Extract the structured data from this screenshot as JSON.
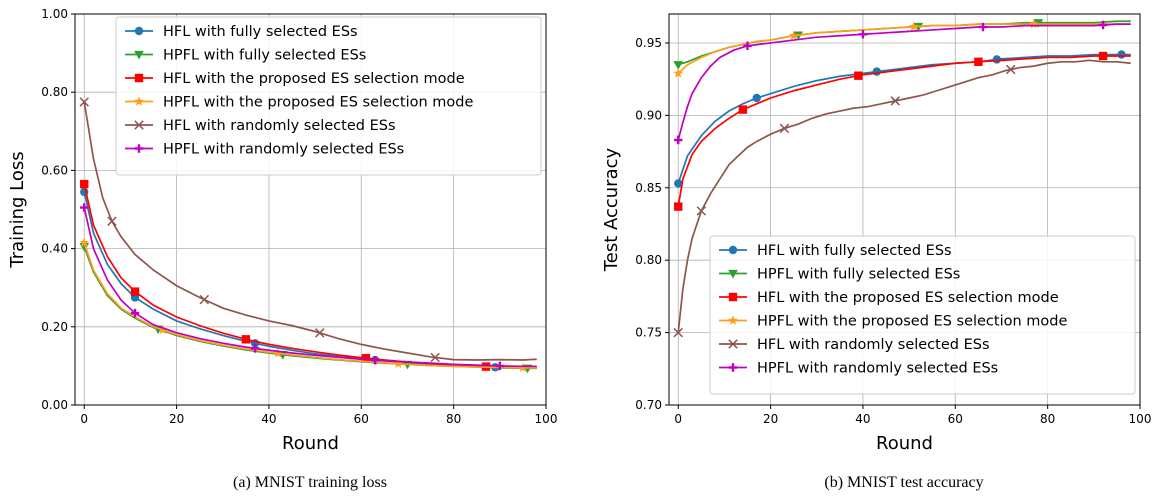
{
  "chart_data": [
    {
      "type": "line",
      "caption": "(a) MNIST training loss",
      "xlabel": "Round",
      "ylabel": "Training Loss",
      "xlim": [
        -2,
        100
      ],
      "ylim": [
        0.0,
        1.0
      ],
      "xticks": [
        "0",
        "20",
        "40",
        "60",
        "80",
        "100"
      ],
      "xtick_values": [
        0,
        20,
        40,
        60,
        80,
        100
      ],
      "yticks": [
        "0.00",
        "0.20",
        "0.40",
        "0.60",
        "0.80",
        "1.00"
      ],
      "ytick_values": [
        0.0,
        0.2,
        0.4,
        0.6,
        0.8,
        1.0
      ],
      "grid": true,
      "legend_position": "top-right",
      "series": [
        {
          "name": "HFL with fully selected ESs",
          "color": "#1f77b4",
          "marker": "circle",
          "x": [
            0,
            2,
            5,
            8,
            11,
            15,
            20,
            25,
            30,
            35,
            40,
            45,
            50,
            55,
            60,
            65,
            70,
            75,
            80,
            85,
            90,
            95,
            98
          ],
          "y": [
            0.545,
            0.44,
            0.36,
            0.31,
            0.275,
            0.245,
            0.215,
            0.195,
            0.178,
            0.163,
            0.15,
            0.14,
            0.131,
            0.124,
            0.118,
            0.113,
            0.108,
            0.104,
            0.101,
            0.098,
            0.096,
            0.095,
            0.095
          ],
          "marker_x": [
            0,
            11,
            37,
            63,
            89
          ]
        },
        {
          "name": "HPFL with fully selected ESs",
          "color": "#2ca02c",
          "marker": "triangle-down",
          "x": [
            0,
            2,
            5,
            8,
            11,
            15,
            20,
            25,
            30,
            35,
            40,
            45,
            50,
            55,
            60,
            65,
            70,
            75,
            80,
            85,
            90,
            95,
            98
          ],
          "y": [
            0.405,
            0.34,
            0.28,
            0.245,
            0.222,
            0.198,
            0.178,
            0.163,
            0.151,
            0.141,
            0.133,
            0.126,
            0.12,
            0.115,
            0.111,
            0.107,
            0.104,
            0.101,
            0.099,
            0.097,
            0.095,
            0.094,
            0.094
          ],
          "marker_x": [
            0,
            16,
            43,
            70,
            96
          ]
        },
        {
          "name": "HFL with the proposed ES selection mode",
          "color": "#ff0000",
          "marker": "square",
          "x": [
            0,
            2,
            5,
            8,
            11,
            15,
            20,
            25,
            30,
            35,
            40,
            45,
            50,
            55,
            60,
            65,
            70,
            75,
            80,
            85,
            90,
            95,
            98
          ],
          "y": [
            0.565,
            0.46,
            0.38,
            0.325,
            0.29,
            0.255,
            0.225,
            0.203,
            0.184,
            0.168,
            0.155,
            0.145,
            0.136,
            0.128,
            0.121,
            0.115,
            0.11,
            0.106,
            0.102,
            0.099,
            0.097,
            0.096,
            0.096
          ],
          "marker_x": [
            0,
            11,
            35,
            61,
            87
          ]
        },
        {
          "name": "HPFL with the proposed ES selection mode",
          "color": "#ff9e1b",
          "marker": "star",
          "x": [
            0,
            2,
            5,
            8,
            11,
            15,
            20,
            25,
            30,
            35,
            40,
            45,
            50,
            55,
            60,
            65,
            70,
            75,
            80,
            85,
            90,
            95,
            98
          ],
          "y": [
            0.415,
            0.345,
            0.285,
            0.248,
            0.225,
            0.2,
            0.18,
            0.165,
            0.153,
            0.143,
            0.135,
            0.128,
            0.122,
            0.116,
            0.112,
            0.108,
            0.104,
            0.101,
            0.099,
            0.097,
            0.096,
            0.095,
            0.095
          ],
          "marker_x": [
            0,
            17,
            42,
            68,
            95
          ]
        },
        {
          "name": "HFL with randomly selected ESs",
          "color": "#8c564b",
          "marker": "x",
          "x": [
            0,
            2,
            4,
            6,
            8,
            11,
            15,
            20,
            25,
            30,
            35,
            40,
            45,
            50,
            55,
            60,
            65,
            70,
            75,
            80,
            85,
            90,
            95,
            98
          ],
          "y": [
            0.775,
            0.63,
            0.53,
            0.47,
            0.43,
            0.385,
            0.345,
            0.305,
            0.275,
            0.248,
            0.23,
            0.215,
            0.203,
            0.188,
            0.17,
            0.155,
            0.143,
            0.133,
            0.123,
            0.116,
            0.115,
            0.116,
            0.115,
            0.117
          ],
          "marker_x": [
            0,
            6,
            26,
            51,
            76
          ]
        },
        {
          "name": "HPFL with randomly selected ESs",
          "color": "#c000c0",
          "marker": "plus",
          "x": [
            0,
            2,
            5,
            8,
            11,
            15,
            20,
            25,
            30,
            35,
            40,
            45,
            50,
            55,
            60,
            65,
            70,
            75,
            80,
            85,
            90,
            95,
            98
          ],
          "y": [
            0.505,
            0.4,
            0.32,
            0.268,
            0.235,
            0.205,
            0.185,
            0.17,
            0.158,
            0.148,
            0.14,
            0.133,
            0.127,
            0.122,
            0.117,
            0.113,
            0.11,
            0.107,
            0.104,
            0.102,
            0.1,
            0.099,
            0.099
          ],
          "marker_x": [
            0,
            11,
            37,
            63,
            90
          ]
        }
      ]
    },
    {
      "type": "line",
      "caption": "(b) MNIST test accuracy",
      "xlabel": "Round",
      "ylabel": "Test Accuracy",
      "xlim": [
        -2,
        100
      ],
      "ylim": [
        0.7,
        0.97
      ],
      "xticks": [
        "0",
        "20",
        "40",
        "60",
        "80",
        "100"
      ],
      "xtick_values": [
        0,
        20,
        40,
        60,
        80,
        100
      ],
      "yticks": [
        "0.70",
        "0.75",
        "0.80",
        "0.85",
        "0.90",
        "0.95"
      ],
      "ytick_values": [
        0.7,
        0.75,
        0.8,
        0.85,
        0.9,
        0.95
      ],
      "grid": true,
      "legend_position": "bottom-right",
      "series": [
        {
          "name": "HFL with fully selected ESs",
          "color": "#1f77b4",
          "marker": "circle",
          "x": [
            0,
            2,
            5,
            8,
            11,
            14,
            17,
            20,
            25,
            30,
            35,
            40,
            45,
            50,
            55,
            60,
            65,
            70,
            75,
            80,
            85,
            90,
            95,
            98
          ],
          "y": [
            0.853,
            0.872,
            0.886,
            0.896,
            0.903,
            0.908,
            0.912,
            0.915,
            0.92,
            0.924,
            0.927,
            0.929,
            0.931,
            0.933,
            0.935,
            0.936,
            0.937,
            0.939,
            0.94,
            0.941,
            0.941,
            0.942,
            0.942,
            0.942
          ],
          "marker_x": [
            0,
            17,
            43,
            69,
            96
          ]
        },
        {
          "name": "HPFL with fully selected ESs",
          "color": "#2ca02c",
          "marker": "triangle-down",
          "x": [
            0,
            2,
            5,
            8,
            11,
            14,
            17,
            20,
            25,
            30,
            35,
            40,
            45,
            50,
            55,
            60,
            65,
            70,
            75,
            80,
            85,
            90,
            95,
            98
          ],
          "y": [
            0.935,
            0.937,
            0.941,
            0.944,
            0.947,
            0.949,
            0.951,
            0.952,
            0.955,
            0.957,
            0.958,
            0.959,
            0.96,
            0.961,
            0.962,
            0.962,
            0.963,
            0.963,
            0.964,
            0.964,
            0.964,
            0.964,
            0.965,
            0.965
          ],
          "marker_x": [
            0,
            26,
            52,
            78
          ]
        },
        {
          "name": "HFL with the proposed ES selection mode",
          "color": "#ff0000",
          "marker": "square",
          "x": [
            0,
            1,
            3,
            5,
            8,
            11,
            14,
            17,
            20,
            25,
            30,
            35,
            40,
            45,
            50,
            55,
            60,
            65,
            70,
            75,
            80,
            85,
            90,
            95,
            98
          ],
          "y": [
            0.837,
            0.856,
            0.873,
            0.882,
            0.891,
            0.898,
            0.904,
            0.908,
            0.912,
            0.917,
            0.921,
            0.925,
            0.928,
            0.93,
            0.932,
            0.934,
            0.936,
            0.937,
            0.938,
            0.939,
            0.94,
            0.94,
            0.941,
            0.941,
            0.941
          ],
          "marker_x": [
            0,
            14,
            39,
            65,
            92
          ]
        },
        {
          "name": "HPFL with the proposed ES selection mode",
          "color": "#ff9e1b",
          "marker": "star",
          "x": [
            0,
            2,
            5,
            8,
            11,
            14,
            17,
            20,
            25,
            30,
            35,
            40,
            45,
            50,
            55,
            60,
            65,
            70,
            75,
            80,
            85,
            90,
            95,
            98
          ],
          "y": [
            0.929,
            0.935,
            0.94,
            0.944,
            0.947,
            0.949,
            0.951,
            0.952,
            0.955,
            0.957,
            0.958,
            0.959,
            0.96,
            0.961,
            0.962,
            0.962,
            0.963,
            0.963,
            0.963,
            0.963,
            0.963,
            0.963,
            0.963,
            0.963
          ],
          "marker_x": [
            0,
            25,
            51,
            77
          ]
        },
        {
          "name": "HFL with randomly selected ESs",
          "color": "#8c564b",
          "marker": "x",
          "x": [
            0,
            1,
            2,
            3,
            5,
            7,
            9,
            11,
            13,
            15,
            17,
            20,
            23,
            26,
            29,
            32,
            35,
            38,
            41,
            44,
            47,
            50,
            53,
            56,
            59,
            62,
            65,
            68,
            71,
            74,
            77,
            80,
            83,
            86,
            89,
            92,
            95,
            98
          ],
          "y": [
            0.75,
            0.78,
            0.8,
            0.815,
            0.834,
            0.846,
            0.856,
            0.866,
            0.872,
            0.878,
            0.882,
            0.887,
            0.891,
            0.894,
            0.898,
            0.901,
            0.903,
            0.905,
            0.906,
            0.908,
            0.91,
            0.912,
            0.914,
            0.917,
            0.92,
            0.923,
            0.926,
            0.928,
            0.931,
            0.933,
            0.934,
            0.936,
            0.937,
            0.937,
            0.938,
            0.937,
            0.937,
            0.936
          ],
          "marker_x": [
            0,
            5,
            23,
            47,
            72
          ]
        },
        {
          "name": "HPFL with randomly selected ESs",
          "color": "#c000c0",
          "marker": "plus",
          "x": [
            0,
            1,
            2,
            3,
            5,
            7,
            9,
            12,
            15,
            20,
            25,
            30,
            35,
            40,
            45,
            50,
            55,
            60,
            65,
            70,
            75,
            80,
            85,
            90,
            95,
            98
          ],
          "y": [
            0.883,
            0.895,
            0.906,
            0.915,
            0.926,
            0.934,
            0.94,
            0.945,
            0.948,
            0.95,
            0.952,
            0.954,
            0.955,
            0.956,
            0.957,
            0.958,
            0.959,
            0.96,
            0.961,
            0.961,
            0.962,
            0.962,
            0.962,
            0.962,
            0.963,
            0.963
          ],
          "marker_x": [
            0,
            15,
            40,
            66,
            92
          ]
        }
      ]
    }
  ]
}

=== INSTRUCTIONS FOR THE TASK ===
From the records above, pull out each line that has "caption".

=== CORRECT RESPONSE ===
      "caption": "(a) MNIST training loss",
      "caption": "(b) MNIST test accuracy",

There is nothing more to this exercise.